** Start **

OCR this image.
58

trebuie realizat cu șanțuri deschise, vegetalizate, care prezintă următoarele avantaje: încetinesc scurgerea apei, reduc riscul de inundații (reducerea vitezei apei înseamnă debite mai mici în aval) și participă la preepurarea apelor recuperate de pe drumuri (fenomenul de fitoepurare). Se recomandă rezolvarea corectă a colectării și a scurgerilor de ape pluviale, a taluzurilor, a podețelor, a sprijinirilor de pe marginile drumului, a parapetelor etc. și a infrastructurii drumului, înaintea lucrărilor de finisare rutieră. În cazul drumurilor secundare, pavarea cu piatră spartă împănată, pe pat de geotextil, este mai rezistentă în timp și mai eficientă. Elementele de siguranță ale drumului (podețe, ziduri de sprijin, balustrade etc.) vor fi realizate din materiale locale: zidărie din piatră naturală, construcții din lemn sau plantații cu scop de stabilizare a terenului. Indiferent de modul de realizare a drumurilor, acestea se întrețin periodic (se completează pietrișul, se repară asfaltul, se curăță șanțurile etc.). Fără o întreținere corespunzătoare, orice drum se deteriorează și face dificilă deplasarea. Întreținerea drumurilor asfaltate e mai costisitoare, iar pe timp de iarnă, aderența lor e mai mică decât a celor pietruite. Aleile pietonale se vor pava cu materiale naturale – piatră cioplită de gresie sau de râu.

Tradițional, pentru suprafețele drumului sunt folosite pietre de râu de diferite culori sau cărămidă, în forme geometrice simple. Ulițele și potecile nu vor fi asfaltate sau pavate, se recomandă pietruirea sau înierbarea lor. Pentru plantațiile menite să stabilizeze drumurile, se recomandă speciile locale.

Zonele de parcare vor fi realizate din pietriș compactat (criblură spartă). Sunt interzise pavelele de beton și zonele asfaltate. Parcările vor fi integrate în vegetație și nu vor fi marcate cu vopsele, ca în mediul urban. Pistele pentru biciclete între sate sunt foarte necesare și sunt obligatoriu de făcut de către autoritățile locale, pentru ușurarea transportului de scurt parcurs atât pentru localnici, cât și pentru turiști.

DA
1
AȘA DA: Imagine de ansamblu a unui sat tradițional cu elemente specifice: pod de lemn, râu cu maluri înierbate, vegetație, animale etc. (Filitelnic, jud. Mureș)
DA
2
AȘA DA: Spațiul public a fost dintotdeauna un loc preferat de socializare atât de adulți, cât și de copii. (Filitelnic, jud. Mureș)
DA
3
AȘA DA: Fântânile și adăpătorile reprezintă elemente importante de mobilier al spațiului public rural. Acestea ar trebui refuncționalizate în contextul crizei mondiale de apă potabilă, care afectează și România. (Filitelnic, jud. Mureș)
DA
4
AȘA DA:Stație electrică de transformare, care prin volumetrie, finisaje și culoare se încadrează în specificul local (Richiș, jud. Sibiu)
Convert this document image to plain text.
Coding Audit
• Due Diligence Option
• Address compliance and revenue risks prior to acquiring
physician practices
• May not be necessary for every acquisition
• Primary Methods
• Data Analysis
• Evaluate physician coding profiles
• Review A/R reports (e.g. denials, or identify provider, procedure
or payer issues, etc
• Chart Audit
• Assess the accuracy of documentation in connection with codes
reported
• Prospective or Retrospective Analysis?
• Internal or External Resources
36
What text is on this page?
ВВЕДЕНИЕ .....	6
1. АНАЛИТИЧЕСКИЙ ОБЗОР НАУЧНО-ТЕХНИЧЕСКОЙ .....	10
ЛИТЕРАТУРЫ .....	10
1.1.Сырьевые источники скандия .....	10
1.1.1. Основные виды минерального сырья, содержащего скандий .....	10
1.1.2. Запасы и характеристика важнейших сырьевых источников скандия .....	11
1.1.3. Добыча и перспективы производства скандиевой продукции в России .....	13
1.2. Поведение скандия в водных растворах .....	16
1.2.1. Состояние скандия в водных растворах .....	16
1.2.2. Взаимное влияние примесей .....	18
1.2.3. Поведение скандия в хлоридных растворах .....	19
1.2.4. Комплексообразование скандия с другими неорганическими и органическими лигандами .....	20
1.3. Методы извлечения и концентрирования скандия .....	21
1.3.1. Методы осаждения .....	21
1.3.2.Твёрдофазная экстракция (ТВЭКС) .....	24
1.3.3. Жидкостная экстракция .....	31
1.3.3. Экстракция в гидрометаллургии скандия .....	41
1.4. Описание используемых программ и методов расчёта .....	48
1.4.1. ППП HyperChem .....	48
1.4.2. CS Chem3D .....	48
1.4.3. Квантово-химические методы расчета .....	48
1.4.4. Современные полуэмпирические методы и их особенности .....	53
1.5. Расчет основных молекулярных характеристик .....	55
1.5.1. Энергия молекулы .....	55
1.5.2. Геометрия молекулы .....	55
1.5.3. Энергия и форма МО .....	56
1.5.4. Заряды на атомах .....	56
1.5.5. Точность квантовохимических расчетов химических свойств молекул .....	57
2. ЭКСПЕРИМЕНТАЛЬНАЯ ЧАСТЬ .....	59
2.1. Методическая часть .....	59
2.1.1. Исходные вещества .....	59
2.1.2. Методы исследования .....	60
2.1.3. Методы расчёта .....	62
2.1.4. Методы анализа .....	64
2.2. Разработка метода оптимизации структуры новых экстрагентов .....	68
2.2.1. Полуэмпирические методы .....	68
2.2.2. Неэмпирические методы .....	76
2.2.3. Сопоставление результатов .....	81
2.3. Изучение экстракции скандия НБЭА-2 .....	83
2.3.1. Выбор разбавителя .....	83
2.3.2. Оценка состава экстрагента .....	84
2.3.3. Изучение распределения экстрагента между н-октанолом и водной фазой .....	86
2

** End **

◆ Stated goal ◆
Quote the whole listing above, leaving nothing out.

◆ The answer ◆
OCR this image.
58

trebuie realizat cu șanțuri deschise, vegetalizate, care prezintă următoarele avantaje: încetinesc scurgerea apei, reduc riscul de inundații (reducerea vitezei apei înseamnă debite mai mici în aval) și participă la preepurarea apelor recuperate de pe drumuri (fenomenul de fitoepurare). Se recomandă rezolvarea corectă a colectării și a scurgerilor de ape pluviale, a taluzurilor, a podețelor, a sprijinirilor de pe marginile drumului, a parapetelor etc. și a infrastructurii drumului, înaintea lucrărilor de finisare rutieră. În cazul drumurilor secundare, pavarea cu piatră spartă împănată, pe pat de geotextil, este mai rezistentă în timp și mai eficientă. Elementele de siguranță ale drumului (podețe, ziduri de sprijin, balustrade etc.) vor fi realizate din materiale locale: zidărie din piatră naturală, construcții din lemn sau plantații cu scop de stabilizare a terenului. Indiferent de modul de realizare a drumurilor, acestea se întrețin periodic (se completează pietrișul, se repară asfaltul, se curăță șanțurile etc.). Fără o întreținere corespunzătoare, orice drum se deteriorează și face dificilă deplasarea. Întreținerea drumurilor asfaltate e mai costisitoare, iar pe timp de iarnă, aderența lor e mai mică decât a celor pietruite. Aleile pietonale se vor pava cu materiale naturale – piatră cioplită de gresie sau de râu.

Tradițional, pentru suprafețele drumului sunt folosite pietre de râu de diferite culori sau cărămidă, în forme geometrice simple. Ulițele și potecile nu vor fi asfaltate sau pavate, se recomandă pietruirea sau înierbarea lor. Pentru plantațiile menite să stabilizeze drumurile, se recomandă speciile locale.

Zonele de parcare vor fi realizate din pietriș compactat (criblură spartă). Sunt interzise pavelele de beton și zonele asfaltate. Parcările vor fi integrate în vegetație și nu vor fi marcate cu vopsele, ca în mediul urban. Pistele pentru biciclete între sate sunt foarte necesare și sunt obligatoriu de făcut de către autoritățile locale, pentru ușurarea transportului de scurt parcurs atât pentru localnici, cât și pentru turiști.

DA
1
AȘA DA: Imagine de ansamblu a unui sat tradițional cu elemente specifice: pod de lemn, râu cu maluri înierbate, vegetație, animale etc. (Filitelnic, jud. Mureș)
DA
2
AȘA DA: Spațiul public a fost dintotdeauna un loc preferat de socializare atât de adulți, cât și de copii. (Filitelnic, jud. Mureș)
DA
3
AȘA DA: Fântânile și adăpătorile reprezintă elemente importante de mobilier al spațiului public rural. Acestea ar trebui refuncționalizate în contextul crizei mondiale de apă potabilă, care afectează și România. (Filitelnic, jud. Mureș)
DA
4
AȘA DA:Stație electrică de transformare, care prin volumetrie, finisaje și culoare se încadrează în specificul local (Richiș, jud. Sibiu)
Convert this document image to plain text.
Coding Audit
• Due Diligence Option
• Address compliance and revenue risks prior to acquiring
physician practices
• May not be necessary for every acquisition
• Primary Methods
• Data Analysis
• Evaluate physician coding profiles
• Review A/R reports (e.g. denials, or identify provider, procedure
or payer issues, etc
• Chart Audit
• Assess the accuracy of documentation in connection with codes
reported
• Prospective or Retrospective Analysis?
• Internal or External Resources
36
What text is on this page?
ВВЕДЕНИЕ .....	6
1. АНАЛИТИЧЕСКИЙ ОБЗОР НАУЧНО-ТЕХНИЧЕСКОЙ .....	10
ЛИТЕРАТУРЫ .....	10
1.1.Сырьевые источники скандия .....	10
1.1.1. Основные виды минерального сырья, содержащего скандий .....	10
1.1.2. Запасы и характеристика важнейших сырьевых источников скандия .....	11
1.1.3. Добыча и перспективы производства скандиевой продукции в России .....	13
1.2. Поведение скандия в водных растворах .....	16
1.2.1. Состояние скандия в водных растворах .....	16
1.2.2. Взаимное влияние примесей .....	18
1.2.3. Поведение скандия в хлоридных растворах .....	19
1.2.4. Комплексообразование скандия с другими неорганическими и органическими лигандами .....	20
1.3. Методы извлечения и концентрирования скандия .....	21
1.3.1. Методы осаждения .....	21
1.3.2.Твёрдофазная экстракция (ТВЭКС) .....	24
1.3.3. Жидкостная экстракция .....	31
1.3.3. Экстракция в гидрометаллургии скандия .....	41
1.4. Описание используемых программ и методов расчёта .....	48
1.4.1. ППП HyperChem .....	48
1.4.2. CS Chem3D .....	48
1.4.3. Квантово-химические методы расчета .....	48
1.4.4. Современные полуэмпирические методы и их особенности .....	53
1.5. Расчет основных молекулярных характеристик .....	55
1.5.1. Энергия молекулы .....	55
1.5.2. Геометрия молекулы .....	55
1.5.3. Энергия и форма МО .....	56
1.5.4. Заряды на атомах .....	56
1.5.5. Точность квантовохимических расчетов химических свойств молекул .....	57
2. ЭКСПЕРИМЕНТАЛЬНАЯ ЧАСТЬ .....	59
2.1. Методическая часть .....	59
2.1.1. Исходные вещества .....	59
2.1.2. Методы исследования .....	60
2.1.3. Методы расчёта .....	62
2.1.4. Методы анализа .....	64
2.2. Разработка метода оптимизации структуры новых экстрагентов .....	68
2.2.1. Полуэмпирические методы .....	68
2.2.2. Неэмпирические методы .....	76
2.2.3. Сопоставление результатов .....	81
2.3. Изучение экстракции скандия НБЭА-2 .....	83
2.3.1. Выбор разбавителя .....	83
2.3.2. Оценка состава экстрагента .....	84
2.3.3. Изучение распределения экстрагента между н-октанолом и водной фазой .....	86
2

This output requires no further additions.